### Data for the task:
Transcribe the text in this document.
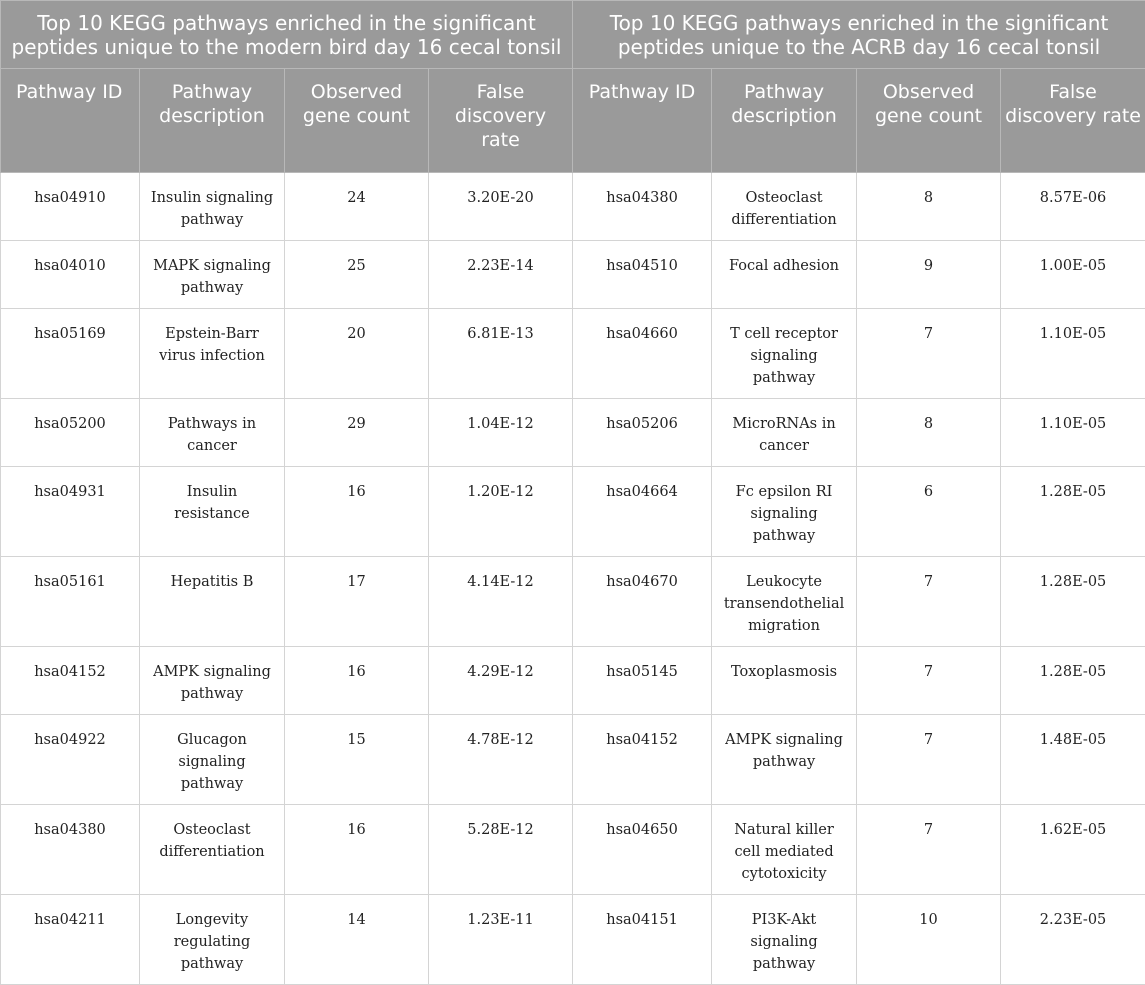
Top 10 KEGG pathways enriched in the significant peptides unique to the modern bird day 16 cecal tonsil				Top 10 KEGG pathways enriched in the significant peptides unique to the ACRB day 16 cecal tonsil			
Pathway ID	Pathway description	Observed gene count	False discovery rate	Pathway ID	Pathway description	Observed gene count	False discovery rate
hsa04910	Insulin signaling pathway	24	3.20E-20	hsa04380	Osteoclast differentiation	8	8.57E-06
hsa04010	MAPK signaling pathway	25	2.23E-14	hsa04510	Focal adhesion	9	1.00E-05
hsa05169	Epstein-Barr virus infection	20	6.81E-13	hsa04660	T cell receptor signaling pathway	7	1.10E-05
hsa05200	Pathways in cancer	29	1.04E-12	hsa05206	MicroRNAs in cancer	8	1.10E-05
hsa04931	Insulin resistance	16	1.20E-12	hsa04664	Fc epsilon RI signaling pathway	6	1.28E-05
hsa05161	Hepatitis B	17	4.14E-12	hsa04670	Leukocyte transendothelial migration	7	1.28E-05
hsa04152	AMPK signaling pathway	16	4.29E-12	hsa05145	Toxoplasmosis	7	1.28E-05
hsa04922	Glucagon signaling pathway	15	4.78E-12	hsa04152	AMPK signaling pathway	7	1.48E-05
hsa04380	Osteoclast differentiation	16	5.28E-12	hsa04650	Natural killer cell mediated cytotoxicity	7	1.62E-05
hsa04211	Longevity regulating pathway	14	1.23E-11	hsa04151	PI3K-Akt signaling pathway	10	2.23E-05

### Task statement:
Transcribe the records above exactly, skipping pictures.

### Task answer:
Transcribe the text in this document.
Top 10 KEGG pathways enriched in the significant peptides unique to the modern bird day 16 cecal tonsil				Top 10 KEGG pathways enriched in the significant peptides unique to the ACRB day 16 cecal tonsil			
Pathway ID	Pathway description	Observed gene count	False discovery rate	Pathway ID	Pathway description	Observed gene count	False discovery rate
hsa04910	Insulin signaling pathway	24	3.20E-20	hsa04380	Osteoclast differentiation	8	8.57E-06
hsa04010	MAPK signaling pathway	25	2.23E-14	hsa04510	Focal adhesion	9	1.00E-05
hsa05169	Epstein-Barr virus infection	20	6.81E-13	hsa04660	T cell receptor signaling pathway	7	1.10E-05
hsa05200	Pathways in cancer	29	1.04E-12	hsa05206	MicroRNAs in cancer	8	1.10E-05
hsa04931	Insulin resistance	16	1.20E-12	hsa04664	Fc epsilon RI signaling pathway	6	1.28E-05
hsa05161	Hepatitis B	17	4.14E-12	hsa04670	Leukocyte transendothelial migration	7	1.28E-05
hsa04152	AMPK signaling pathway	16	4.29E-12	hsa05145	Toxoplasmosis	7	1.28E-05
hsa04922	Glucagon signaling pathway	15	4.78E-12	hsa04152	AMPK signaling pathway	7	1.48E-05
hsa04380	Osteoclast differentiation	16	5.28E-12	hsa04650	Natural killer cell mediated cytotoxicity	7	1.62E-05
hsa04211	Longevity regulating pathway	14	1.23E-11	hsa04151	PI3K-Akt signaling pathway	10	2.23E-05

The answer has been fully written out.